──────── Extracted data ────────

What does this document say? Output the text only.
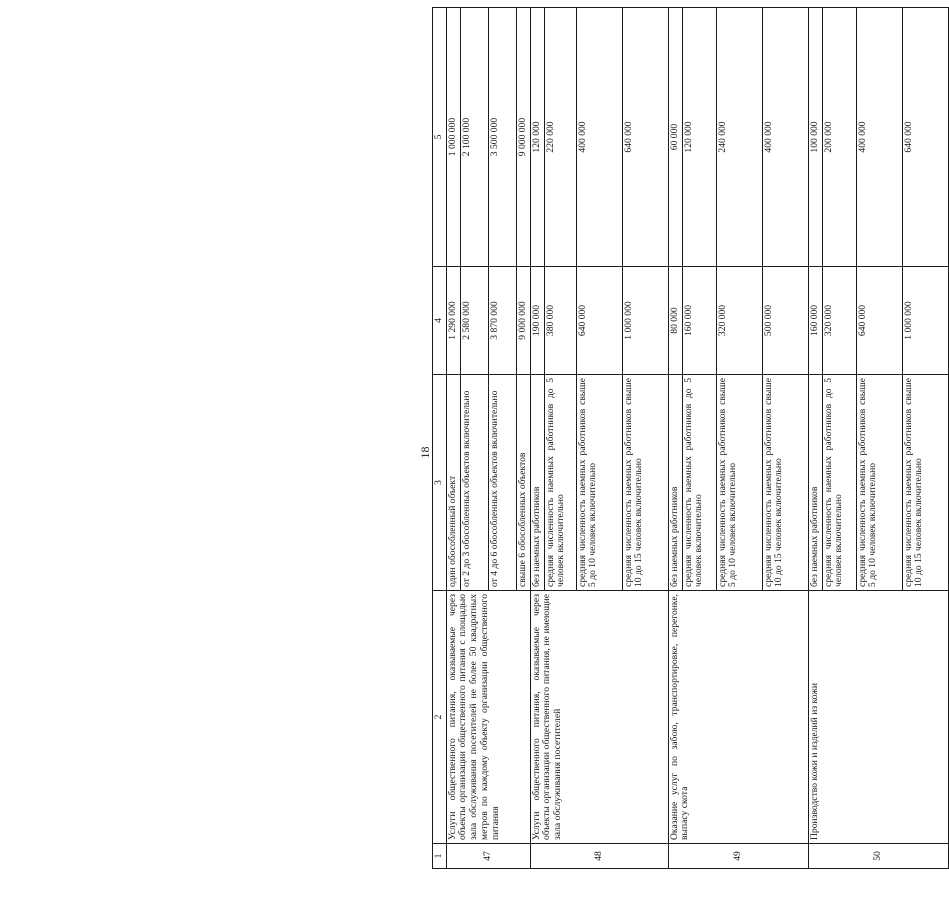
18
1	2	3	4	5
47	Услуги общественного питания, оказываемые через объекты организации общественного питания с площадью зала обслуживания посетителей не более 50 квадратных метров по каждому объекту организации общественного питания	один обособленный объект	1 290 000	1 000 000
		от 2 до 3 обособленных объектов включительно	2 580 000	2 100 000
		от 4 до 6 обособленных объектов включительно	3 870 000	3 500 000
		свыше 6 обособленных объектов	9 000 000	9 000 000
48	Услуги общественного питания, оказываемые через объекты организации общественного питания, не имеющие зала обслуживания посетителей	без наемных работников	190 000	120 000
		средняя численность наемных работников до 5 человек включительно	380 000	220 000
		средняя численность наемных работников свыше 5 до 10 человек включительно	640 000	400 000
		средняя численность наемных работников свыше 10 до 15 человек включительно	1 000 000	640 000
49	Оказание услуг по забою, транспортировке, перегонке, выпасу скота	без наемных работников	80 000	60 000
		средняя численность наемных работников до 5 человек включительно	160 000	120 000
		средняя численность наемных работников свыше 5 до 10 человек включительно	320 000	240 000
		средняя численность наемных работников свыше 10 до 15 человек включительно	500 000	400 000
50	Производство кожи и изделий из кожи	без наемных работников	160 000	100 000
		средняя численность наемных работников до 5 человек включительно	320 000	200 000
		средняя численность наемных работников свыше 5 до 10 человек включительно	640 000	400 000
		средняя численность наемных работников свыше 10 до 15 человек включительно	1 000 000	640 000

────────

Short problem – Reproduce all of the data exactly; the pictures do not belong in the copy.

Exercise output –
What does this document say? Output the text only.
18
1	2	3	4	5
47	Услуги общественного питания, оказываемые через объекты организации общественного питания с площадью зала обслуживания посетителей не более 50 квадратных метров по каждому объекту организации общественного питания	один обособленный объект	1 290 000	1 000 000
		от 2 до 3 обособленных объектов включительно	2 580 000	2 100 000
		от 4 до 6 обособленных объектов включительно	3 870 000	3 500 000
		свыше 6 обособленных объектов	9 000 000	9 000 000
48	Услуги общественного питания, оказываемые через объекты организации общественного питания, не имеющие зала обслуживания посетителей	без наемных работников	190 000	120 000
		средняя численность наемных работников до 5 человек включительно	380 000	220 000
		средняя численность наемных работников свыше 5 до 10 человек включительно	640 000	400 000
		средняя численность наемных работников свыше 10 до 15 человек включительно	1 000 000	640 000
49	Оказание услуг по забою, транспортировке, перегонке, выпасу скота	без наемных работников	80 000	60 000
		средняя численность наемных работников до 5 человек включительно	160 000	120 000
		средняя численность наемных работников свыше 5 до 10 человек включительно	320 000	240 000
		средняя численность наемных работников свыше 10 до 15 человек включительно	500 000	400 000
50	Производство кожи и изделий из кожи	без наемных работников	160 000	100 000
		средняя численность наемных работников до 5 человек включительно	320 000	200 000
		средняя численность наемных работников свыше 5 до 10 человек включительно	640 000	400 000
		средняя численность наемных работников свыше 10 до 15 человек включительно	1 000 000	640 000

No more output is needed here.